Leave out the pictures and copy the remaining records exactly.

Start Data provided

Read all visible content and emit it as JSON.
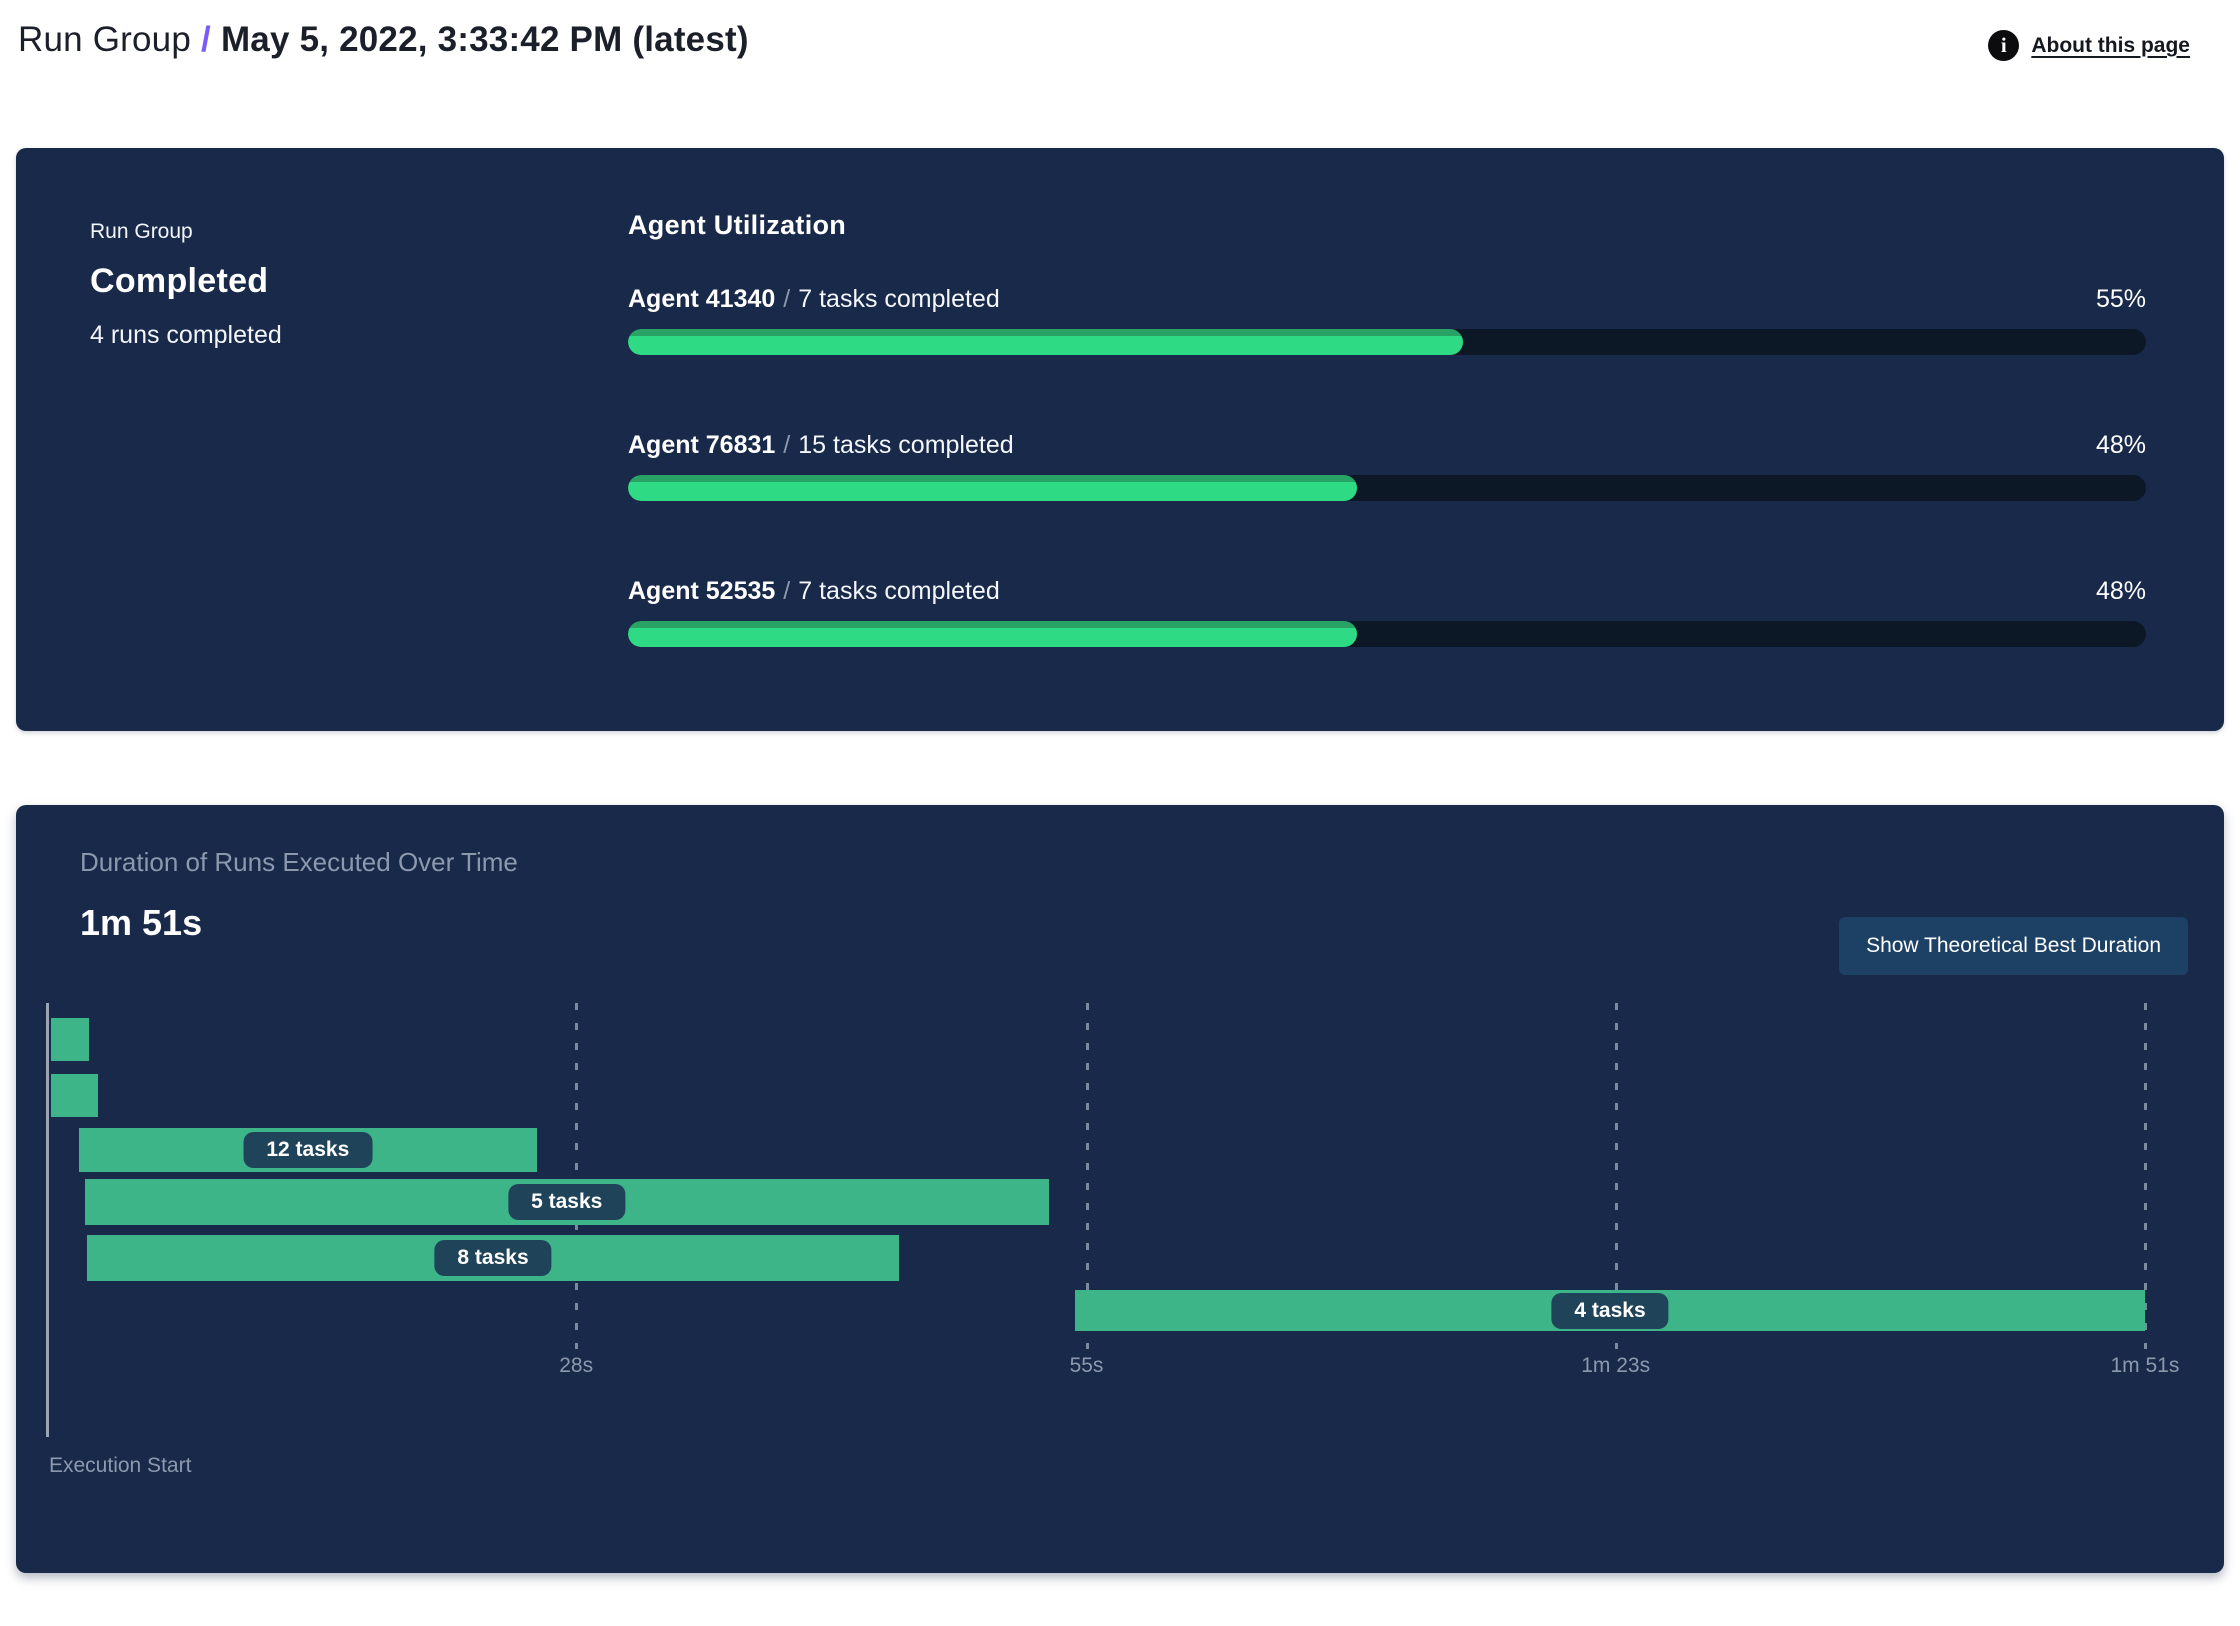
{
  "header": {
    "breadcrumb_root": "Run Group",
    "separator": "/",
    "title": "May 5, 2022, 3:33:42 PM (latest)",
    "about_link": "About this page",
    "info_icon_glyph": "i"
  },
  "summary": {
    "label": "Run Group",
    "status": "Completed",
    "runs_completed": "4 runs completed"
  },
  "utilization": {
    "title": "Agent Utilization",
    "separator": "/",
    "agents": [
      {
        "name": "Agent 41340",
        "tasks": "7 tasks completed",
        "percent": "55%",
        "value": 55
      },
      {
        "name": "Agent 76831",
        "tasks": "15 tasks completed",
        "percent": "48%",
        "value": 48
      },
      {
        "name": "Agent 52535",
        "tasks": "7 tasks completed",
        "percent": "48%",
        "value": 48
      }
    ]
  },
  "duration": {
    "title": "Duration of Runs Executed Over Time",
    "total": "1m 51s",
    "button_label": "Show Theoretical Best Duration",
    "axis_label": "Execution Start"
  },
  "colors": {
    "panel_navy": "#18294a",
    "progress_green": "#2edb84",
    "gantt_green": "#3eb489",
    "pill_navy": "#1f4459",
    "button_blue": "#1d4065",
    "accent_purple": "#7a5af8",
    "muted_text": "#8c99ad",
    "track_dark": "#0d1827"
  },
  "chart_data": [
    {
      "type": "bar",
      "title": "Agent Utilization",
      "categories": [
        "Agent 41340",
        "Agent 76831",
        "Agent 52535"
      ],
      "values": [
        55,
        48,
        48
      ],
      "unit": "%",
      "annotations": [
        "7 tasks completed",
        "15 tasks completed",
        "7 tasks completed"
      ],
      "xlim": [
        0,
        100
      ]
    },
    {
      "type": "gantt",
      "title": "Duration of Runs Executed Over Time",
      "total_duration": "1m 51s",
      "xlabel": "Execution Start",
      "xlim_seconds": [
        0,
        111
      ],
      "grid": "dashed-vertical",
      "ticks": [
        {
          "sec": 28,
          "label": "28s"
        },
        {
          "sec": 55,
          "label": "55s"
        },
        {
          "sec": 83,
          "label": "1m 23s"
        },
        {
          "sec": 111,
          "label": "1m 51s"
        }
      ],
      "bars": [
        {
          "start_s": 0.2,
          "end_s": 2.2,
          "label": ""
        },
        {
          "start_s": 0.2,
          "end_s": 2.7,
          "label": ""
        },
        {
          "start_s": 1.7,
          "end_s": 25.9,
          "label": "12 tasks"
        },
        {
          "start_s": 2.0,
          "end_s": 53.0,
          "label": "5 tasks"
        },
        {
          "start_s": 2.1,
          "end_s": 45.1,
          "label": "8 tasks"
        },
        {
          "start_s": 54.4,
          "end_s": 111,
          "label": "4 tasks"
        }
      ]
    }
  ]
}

End Data provided

Expected output
Read all visible content and emit it as JSON.
{
  "header": {
    "breadcrumb_root": "Run Group",
    "separator": "/",
    "title": "May 5, 2022, 3:33:42 PM (latest)",
    "about_link": "About this page",
    "info_icon_glyph": "i"
  },
  "summary": {
    "label": "Run Group",
    "status": "Completed",
    "runs_completed": "4 runs completed"
  },
  "utilization": {
    "title": "Agent Utilization",
    "separator": "/",
    "agents": [
      {
        "name": "Agent 41340",
        "tasks": "7 tasks completed",
        "percent": "55%",
        "value": 55
      },
      {
        "name": "Agent 76831",
        "tasks": "15 tasks completed",
        "percent": "48%",
        "value": 48
      },
      {
        "name": "Agent 52535",
        "tasks": "7 tasks completed",
        "percent": "48%",
        "value": 48
      }
    ]
  },
  "duration": {
    "title": "Duration of Runs Executed Over Time",
    "total": "1m 51s",
    "button_label": "Show Theoretical Best Duration",
    "axis_label": "Execution Start"
  },
  "colors": {
    "panel_navy": "#18294a",
    "progress_green": "#2edb84",
    "gantt_green": "#3eb489",
    "pill_navy": "#1f4459",
    "button_blue": "#1d4065",
    "accent_purple": "#7a5af8",
    "muted_text": "#8c99ad",
    "track_dark": "#0d1827"
  },
  "chart_data": [
    {
      "type": "bar",
      "title": "Agent Utilization",
      "categories": [
        "Agent 41340",
        "Agent 76831",
        "Agent 52535"
      ],
      "values": [
        55,
        48,
        48
      ],
      "unit": "%",
      "annotations": [
        "7 tasks completed",
        "15 tasks completed",
        "7 tasks completed"
      ],
      "xlim": [
        0,
        100
      ]
    },
    {
      "type": "gantt",
      "title": "Duration of Runs Executed Over Time",
      "total_duration": "1m 51s",
      "xlabel": "Execution Start",
      "xlim_seconds": [
        0,
        111
      ],
      "grid": "dashed-vertical",
      "ticks": [
        {
          "sec": 28,
          "label": "28s"
        },
        {
          "sec": 55,
          "label": "55s"
        },
        {
          "sec": 83,
          "label": "1m 23s"
        },
        {
          "sec": 111,
          "label": "1m 51s"
        }
      ],
      "bars": [
        {
          "start_s": 0.2,
          "end_s": 2.2,
          "label": ""
        },
        {
          "start_s": 0.2,
          "end_s": 2.7,
          "label": ""
        },
        {
          "start_s": 1.7,
          "end_s": 25.9,
          "label": "12 tasks"
        },
        {
          "start_s": 2.0,
          "end_s": 53.0,
          "label": "5 tasks"
        },
        {
          "start_s": 2.1,
          "end_s": 45.1,
          "label": "8 tasks"
        },
        {
          "start_s": 54.4,
          "end_s": 111,
          "label": "4 tasks"
        }
      ]
    }
  ]
}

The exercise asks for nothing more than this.